== PROVIDED RECORDS ==
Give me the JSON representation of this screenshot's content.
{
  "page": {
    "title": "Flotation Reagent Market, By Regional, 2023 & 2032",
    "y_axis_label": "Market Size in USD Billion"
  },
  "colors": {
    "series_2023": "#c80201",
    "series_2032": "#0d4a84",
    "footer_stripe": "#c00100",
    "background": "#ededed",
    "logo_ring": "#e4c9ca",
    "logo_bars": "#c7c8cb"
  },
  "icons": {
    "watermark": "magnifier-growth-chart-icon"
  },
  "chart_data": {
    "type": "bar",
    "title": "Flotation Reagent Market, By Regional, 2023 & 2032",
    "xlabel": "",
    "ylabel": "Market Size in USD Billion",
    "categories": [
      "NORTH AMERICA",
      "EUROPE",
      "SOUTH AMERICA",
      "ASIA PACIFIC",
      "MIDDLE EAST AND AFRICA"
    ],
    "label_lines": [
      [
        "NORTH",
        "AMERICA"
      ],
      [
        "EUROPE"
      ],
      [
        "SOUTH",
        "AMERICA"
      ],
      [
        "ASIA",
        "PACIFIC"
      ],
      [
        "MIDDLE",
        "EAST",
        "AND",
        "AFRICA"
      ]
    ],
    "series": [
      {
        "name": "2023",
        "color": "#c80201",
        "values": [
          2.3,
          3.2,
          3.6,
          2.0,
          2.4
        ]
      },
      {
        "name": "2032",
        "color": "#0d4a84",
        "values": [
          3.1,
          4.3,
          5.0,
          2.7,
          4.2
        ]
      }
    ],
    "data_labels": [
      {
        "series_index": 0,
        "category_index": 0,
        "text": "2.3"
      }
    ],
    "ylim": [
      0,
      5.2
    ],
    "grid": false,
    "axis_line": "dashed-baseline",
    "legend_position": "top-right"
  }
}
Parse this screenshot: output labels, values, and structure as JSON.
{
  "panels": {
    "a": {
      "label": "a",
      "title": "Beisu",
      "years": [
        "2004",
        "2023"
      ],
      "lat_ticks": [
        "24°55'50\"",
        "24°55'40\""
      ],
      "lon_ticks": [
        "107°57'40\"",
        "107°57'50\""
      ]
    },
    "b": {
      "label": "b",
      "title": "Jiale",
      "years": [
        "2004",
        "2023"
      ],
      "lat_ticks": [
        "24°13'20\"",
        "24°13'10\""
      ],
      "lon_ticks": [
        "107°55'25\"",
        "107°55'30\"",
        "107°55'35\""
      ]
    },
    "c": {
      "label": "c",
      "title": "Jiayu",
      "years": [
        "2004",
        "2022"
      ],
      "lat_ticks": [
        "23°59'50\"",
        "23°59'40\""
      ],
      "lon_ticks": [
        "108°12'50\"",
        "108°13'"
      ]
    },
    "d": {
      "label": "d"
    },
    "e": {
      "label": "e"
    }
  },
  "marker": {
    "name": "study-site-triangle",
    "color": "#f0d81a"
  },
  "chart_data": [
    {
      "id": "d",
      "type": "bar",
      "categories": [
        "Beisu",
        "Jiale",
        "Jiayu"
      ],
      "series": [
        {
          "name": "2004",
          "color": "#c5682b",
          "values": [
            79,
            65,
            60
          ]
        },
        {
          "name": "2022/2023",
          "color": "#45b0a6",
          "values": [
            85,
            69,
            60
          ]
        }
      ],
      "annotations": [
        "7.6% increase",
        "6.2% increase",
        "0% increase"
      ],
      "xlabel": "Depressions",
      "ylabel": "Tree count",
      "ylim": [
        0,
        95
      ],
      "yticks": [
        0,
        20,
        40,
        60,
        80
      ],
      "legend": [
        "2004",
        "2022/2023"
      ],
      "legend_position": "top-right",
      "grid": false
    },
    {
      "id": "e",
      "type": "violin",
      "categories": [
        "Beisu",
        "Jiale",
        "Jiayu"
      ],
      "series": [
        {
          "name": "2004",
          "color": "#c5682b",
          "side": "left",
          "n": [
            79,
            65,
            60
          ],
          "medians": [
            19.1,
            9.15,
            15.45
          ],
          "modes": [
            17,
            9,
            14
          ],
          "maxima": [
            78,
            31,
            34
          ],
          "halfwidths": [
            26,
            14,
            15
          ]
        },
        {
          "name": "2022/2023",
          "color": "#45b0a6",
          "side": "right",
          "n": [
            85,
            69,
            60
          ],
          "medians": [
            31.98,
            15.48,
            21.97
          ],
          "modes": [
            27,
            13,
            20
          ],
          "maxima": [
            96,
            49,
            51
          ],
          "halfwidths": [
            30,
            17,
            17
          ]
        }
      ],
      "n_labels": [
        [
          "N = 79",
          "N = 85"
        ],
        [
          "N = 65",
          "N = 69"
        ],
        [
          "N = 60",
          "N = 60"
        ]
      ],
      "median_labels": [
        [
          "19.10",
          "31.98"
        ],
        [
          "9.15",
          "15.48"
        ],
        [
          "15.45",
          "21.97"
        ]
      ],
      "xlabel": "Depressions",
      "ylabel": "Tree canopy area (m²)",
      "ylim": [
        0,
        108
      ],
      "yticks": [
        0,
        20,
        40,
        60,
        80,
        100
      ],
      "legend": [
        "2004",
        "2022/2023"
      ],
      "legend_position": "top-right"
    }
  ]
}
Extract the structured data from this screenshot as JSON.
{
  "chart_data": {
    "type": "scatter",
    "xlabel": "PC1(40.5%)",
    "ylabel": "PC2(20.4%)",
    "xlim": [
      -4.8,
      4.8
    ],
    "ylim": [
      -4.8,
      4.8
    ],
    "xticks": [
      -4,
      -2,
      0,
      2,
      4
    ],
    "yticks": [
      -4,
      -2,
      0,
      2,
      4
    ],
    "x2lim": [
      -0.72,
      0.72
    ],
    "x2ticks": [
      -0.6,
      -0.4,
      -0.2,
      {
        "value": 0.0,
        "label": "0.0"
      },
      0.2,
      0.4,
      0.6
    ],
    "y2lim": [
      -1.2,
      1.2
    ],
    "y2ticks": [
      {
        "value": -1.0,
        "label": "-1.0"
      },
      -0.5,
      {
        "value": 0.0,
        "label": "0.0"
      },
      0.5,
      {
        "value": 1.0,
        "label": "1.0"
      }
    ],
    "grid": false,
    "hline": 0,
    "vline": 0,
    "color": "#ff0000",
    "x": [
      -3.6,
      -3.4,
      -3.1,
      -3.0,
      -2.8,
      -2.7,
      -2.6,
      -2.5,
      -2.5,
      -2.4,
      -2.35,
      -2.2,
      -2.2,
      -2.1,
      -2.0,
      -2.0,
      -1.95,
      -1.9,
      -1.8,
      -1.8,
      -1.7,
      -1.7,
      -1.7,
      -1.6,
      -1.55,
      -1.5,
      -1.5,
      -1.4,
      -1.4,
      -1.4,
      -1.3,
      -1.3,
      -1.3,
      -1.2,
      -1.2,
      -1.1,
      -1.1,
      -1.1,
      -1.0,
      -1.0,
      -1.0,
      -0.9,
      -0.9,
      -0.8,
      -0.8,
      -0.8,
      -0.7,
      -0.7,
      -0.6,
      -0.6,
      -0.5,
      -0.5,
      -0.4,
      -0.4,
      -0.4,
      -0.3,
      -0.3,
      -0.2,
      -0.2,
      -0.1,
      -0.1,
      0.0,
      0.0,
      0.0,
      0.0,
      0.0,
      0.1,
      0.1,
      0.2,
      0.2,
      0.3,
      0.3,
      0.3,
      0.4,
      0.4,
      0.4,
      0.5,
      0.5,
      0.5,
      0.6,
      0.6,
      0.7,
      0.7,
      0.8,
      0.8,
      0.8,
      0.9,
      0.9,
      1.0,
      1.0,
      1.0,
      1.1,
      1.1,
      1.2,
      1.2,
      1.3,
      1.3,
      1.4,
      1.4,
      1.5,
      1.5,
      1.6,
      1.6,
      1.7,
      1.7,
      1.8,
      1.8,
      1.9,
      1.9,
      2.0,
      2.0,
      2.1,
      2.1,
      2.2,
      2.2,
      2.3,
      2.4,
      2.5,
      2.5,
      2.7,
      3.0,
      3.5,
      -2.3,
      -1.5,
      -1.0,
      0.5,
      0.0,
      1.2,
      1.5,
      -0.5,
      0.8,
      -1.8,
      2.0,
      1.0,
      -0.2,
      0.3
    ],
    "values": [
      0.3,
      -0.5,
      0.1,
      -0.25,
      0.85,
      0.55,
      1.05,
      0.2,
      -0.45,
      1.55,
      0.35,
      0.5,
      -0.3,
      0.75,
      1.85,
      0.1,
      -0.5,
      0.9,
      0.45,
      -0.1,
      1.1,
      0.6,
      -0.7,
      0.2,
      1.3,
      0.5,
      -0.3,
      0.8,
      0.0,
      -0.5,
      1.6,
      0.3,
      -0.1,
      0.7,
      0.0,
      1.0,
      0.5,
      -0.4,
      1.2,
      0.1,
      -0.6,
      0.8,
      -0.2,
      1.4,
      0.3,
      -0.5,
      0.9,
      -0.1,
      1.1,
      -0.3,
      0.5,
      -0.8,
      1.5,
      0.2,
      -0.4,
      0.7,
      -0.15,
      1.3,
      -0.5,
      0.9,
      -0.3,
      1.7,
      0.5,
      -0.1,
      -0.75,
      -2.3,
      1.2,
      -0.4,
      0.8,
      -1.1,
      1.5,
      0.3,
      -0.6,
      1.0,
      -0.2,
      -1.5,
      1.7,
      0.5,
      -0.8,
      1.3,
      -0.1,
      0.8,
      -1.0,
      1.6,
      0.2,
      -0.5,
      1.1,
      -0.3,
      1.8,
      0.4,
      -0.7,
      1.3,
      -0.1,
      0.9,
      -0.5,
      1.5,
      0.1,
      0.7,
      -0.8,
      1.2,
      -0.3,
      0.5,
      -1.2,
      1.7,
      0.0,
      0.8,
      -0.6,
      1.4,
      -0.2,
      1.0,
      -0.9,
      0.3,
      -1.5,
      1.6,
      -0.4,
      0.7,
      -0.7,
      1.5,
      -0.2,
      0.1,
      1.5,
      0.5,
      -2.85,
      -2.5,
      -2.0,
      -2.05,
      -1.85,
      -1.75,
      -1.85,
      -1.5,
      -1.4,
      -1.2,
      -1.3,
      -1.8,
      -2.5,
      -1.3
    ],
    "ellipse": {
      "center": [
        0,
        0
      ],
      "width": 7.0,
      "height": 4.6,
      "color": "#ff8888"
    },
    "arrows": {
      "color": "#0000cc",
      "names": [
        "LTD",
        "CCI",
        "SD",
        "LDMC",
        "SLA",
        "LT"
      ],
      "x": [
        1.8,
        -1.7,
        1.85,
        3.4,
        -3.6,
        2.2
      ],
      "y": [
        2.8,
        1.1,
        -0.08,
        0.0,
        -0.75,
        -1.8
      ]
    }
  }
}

== GOAL OF THE EXERCISE ==
Where a line above includes "Billion", copy that line.

== RESPONSE FOR THIS EXERCISE ==
    "y_axis_label": "Market Size in USD Billion"
    "ylabel": "Market Size in USD Billion",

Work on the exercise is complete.